• _REQUIRED TASK_
Can you transcribe every entry word for word, skipping the images?

Items from a figure collection

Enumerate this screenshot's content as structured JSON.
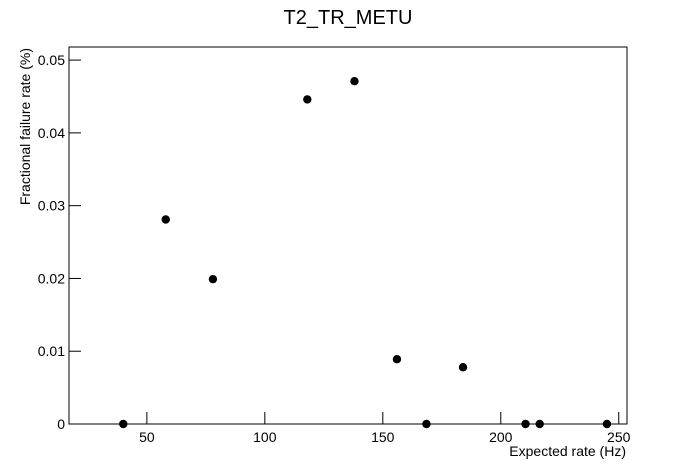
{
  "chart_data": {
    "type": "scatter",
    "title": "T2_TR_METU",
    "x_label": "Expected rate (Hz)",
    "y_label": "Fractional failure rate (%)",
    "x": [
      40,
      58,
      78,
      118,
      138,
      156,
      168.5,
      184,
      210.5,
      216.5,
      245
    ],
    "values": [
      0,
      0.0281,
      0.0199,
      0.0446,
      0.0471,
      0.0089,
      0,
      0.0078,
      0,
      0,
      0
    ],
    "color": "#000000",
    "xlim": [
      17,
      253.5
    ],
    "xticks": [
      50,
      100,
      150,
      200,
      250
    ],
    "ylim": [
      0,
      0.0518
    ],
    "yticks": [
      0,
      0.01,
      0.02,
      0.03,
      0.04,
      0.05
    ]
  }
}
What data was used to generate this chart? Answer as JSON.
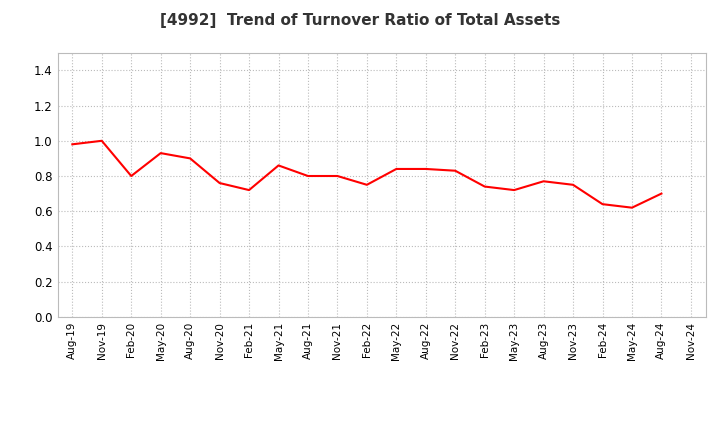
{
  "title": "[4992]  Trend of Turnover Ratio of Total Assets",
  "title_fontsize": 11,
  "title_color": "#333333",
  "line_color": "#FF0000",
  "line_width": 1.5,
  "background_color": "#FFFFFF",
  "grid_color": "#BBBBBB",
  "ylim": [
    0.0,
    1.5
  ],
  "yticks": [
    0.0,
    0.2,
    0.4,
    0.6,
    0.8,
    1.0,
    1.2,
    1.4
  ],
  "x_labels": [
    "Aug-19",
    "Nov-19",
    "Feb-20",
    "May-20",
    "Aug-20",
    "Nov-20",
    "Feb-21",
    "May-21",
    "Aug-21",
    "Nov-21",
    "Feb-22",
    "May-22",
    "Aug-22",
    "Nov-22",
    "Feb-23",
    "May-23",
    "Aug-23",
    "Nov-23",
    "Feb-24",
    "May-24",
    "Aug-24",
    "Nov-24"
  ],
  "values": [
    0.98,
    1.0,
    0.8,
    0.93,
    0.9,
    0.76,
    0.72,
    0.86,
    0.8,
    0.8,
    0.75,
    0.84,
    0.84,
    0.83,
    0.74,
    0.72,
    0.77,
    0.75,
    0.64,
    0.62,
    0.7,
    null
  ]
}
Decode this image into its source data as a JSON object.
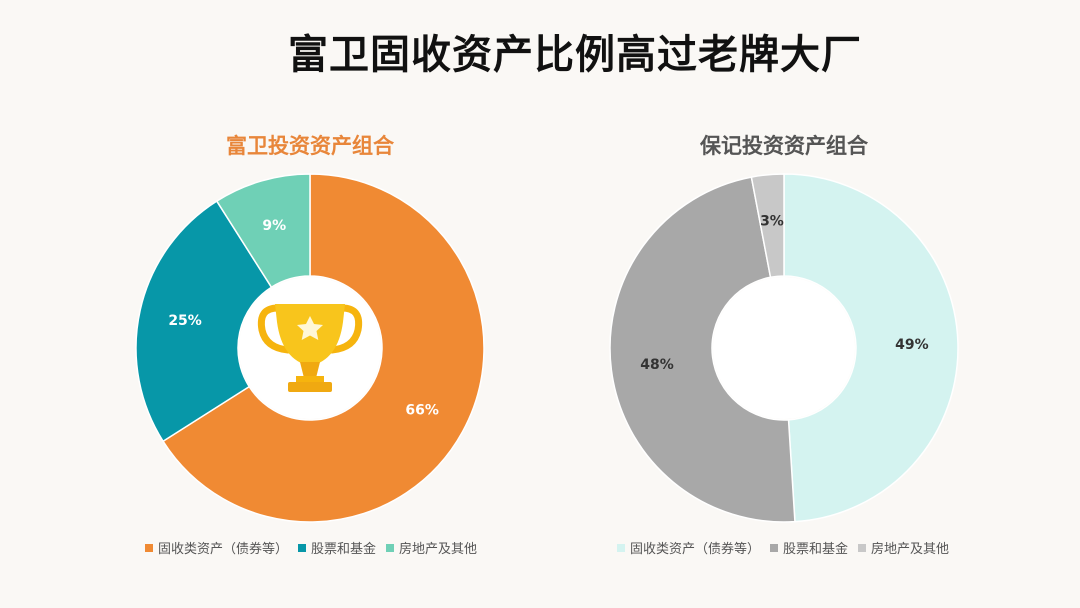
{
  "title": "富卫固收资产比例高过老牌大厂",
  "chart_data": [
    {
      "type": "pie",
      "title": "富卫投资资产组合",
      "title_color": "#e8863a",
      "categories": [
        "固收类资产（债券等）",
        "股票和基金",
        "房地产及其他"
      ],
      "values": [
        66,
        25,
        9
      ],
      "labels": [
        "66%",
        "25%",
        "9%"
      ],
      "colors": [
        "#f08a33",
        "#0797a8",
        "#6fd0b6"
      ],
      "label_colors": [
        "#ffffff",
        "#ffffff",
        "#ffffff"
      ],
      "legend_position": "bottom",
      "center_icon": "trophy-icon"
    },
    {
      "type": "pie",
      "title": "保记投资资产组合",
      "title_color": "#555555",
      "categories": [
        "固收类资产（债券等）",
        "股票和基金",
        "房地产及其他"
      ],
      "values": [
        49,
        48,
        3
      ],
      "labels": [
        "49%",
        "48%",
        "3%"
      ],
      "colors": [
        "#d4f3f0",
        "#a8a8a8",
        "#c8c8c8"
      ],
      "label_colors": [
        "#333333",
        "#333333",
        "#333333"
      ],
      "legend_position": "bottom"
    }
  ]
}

• _REPLY TO THE EXERCISE_
Enumerate this screenshot's content as structured JSON.
{
  "chart_data": {
    "type": "scatter",
    "title": "T2_TR_METU",
    "x_label": "Expected rate (Hz)",
    "y_label": "Fractional failure rate (%)",
    "x": [
      40,
      58,
      78,
      118,
      138,
      156,
      168.5,
      184,
      210.5,
      216.5,
      245
    ],
    "values": [
      0,
      0.0281,
      0.0199,
      0.0446,
      0.0471,
      0.0089,
      0,
      0.0078,
      0,
      0,
      0
    ],
    "color": "#000000",
    "xlim": [
      17,
      253.5
    ],
    "xticks": [
      50,
      100,
      150,
      200,
      250
    ],
    "ylim": [
      0,
      0.0518
    ],
    "yticks": [
      0,
      0.01,
      0.02,
      0.03,
      0.04,
      0.05
    ]
  }
}
What data was used to generate this chart? Answer as JSON.
{
  "title": "[4992]  Trend of Turnover Ratio of Total Assets",
  "title_fontsize": 11,
  "title_color": "#333333",
  "line_color": "#FF0000",
  "line_width": 1.5,
  "background_color": "#FFFFFF",
  "grid_color": "#BBBBBB",
  "ylim": [
    0.0,
    1.5
  ],
  "yticks": [
    0.0,
    0.2,
    0.4,
    0.6,
    0.8,
    1.0,
    1.2,
    1.4
  ],
  "x_labels": [
    "Aug-19",
    "Nov-19",
    "Feb-20",
    "May-20",
    "Aug-20",
    "Nov-20",
    "Feb-21",
    "May-21",
    "Aug-21",
    "Nov-21",
    "Feb-22",
    "May-22",
    "Aug-22",
    "Nov-22",
    "Feb-23",
    "May-23",
    "Aug-23",
    "Nov-23",
    "Feb-24",
    "May-24",
    "Aug-24",
    "Nov-24"
  ],
  "values": [
    0.98,
    1.0,
    0.8,
    0.93,
    0.9,
    0.76,
    0.72,
    0.86,
    0.8,
    0.8,
    0.75,
    0.84,
    0.84,
    0.83,
    0.74,
    0.72,
    0.77,
    0.75,
    0.64,
    0.62,
    0.7,
    null
  ]
}
Decode this image into its source data as a JSON object.
{
  "title": "富卫固收资产比例高过老牌大厂",
  "chart_data": [
    {
      "type": "pie",
      "title": "富卫投资资产组合",
      "title_color": "#e8863a",
      "categories": [
        "固收类资产（债券等）",
        "股票和基金",
        "房地产及其他"
      ],
      "values": [
        66,
        25,
        9
      ],
      "labels": [
        "66%",
        "25%",
        "9%"
      ],
      "colors": [
        "#f08a33",
        "#0797a8",
        "#6fd0b6"
      ],
      "label_colors": [
        "#ffffff",
        "#ffffff",
        "#ffffff"
      ],
      "legend_position": "bottom",
      "center_icon": "trophy-icon"
    },
    {
      "type": "pie",
      "title": "保记投资资产组合",
      "title_color": "#555555",
      "categories": [
        "固收类资产（债券等）",
        "股票和基金",
        "房地产及其他"
      ],
      "values": [
        49,
        48,
        3
      ],
      "labels": [
        "49%",
        "48%",
        "3%"
      ],
      "colors": [
        "#d4f3f0",
        "#a8a8a8",
        "#c8c8c8"
      ],
      "label_colors": [
        "#333333",
        "#333333",
        "#333333"
      ],
      "legend_position": "bottom"
    }
  ]
}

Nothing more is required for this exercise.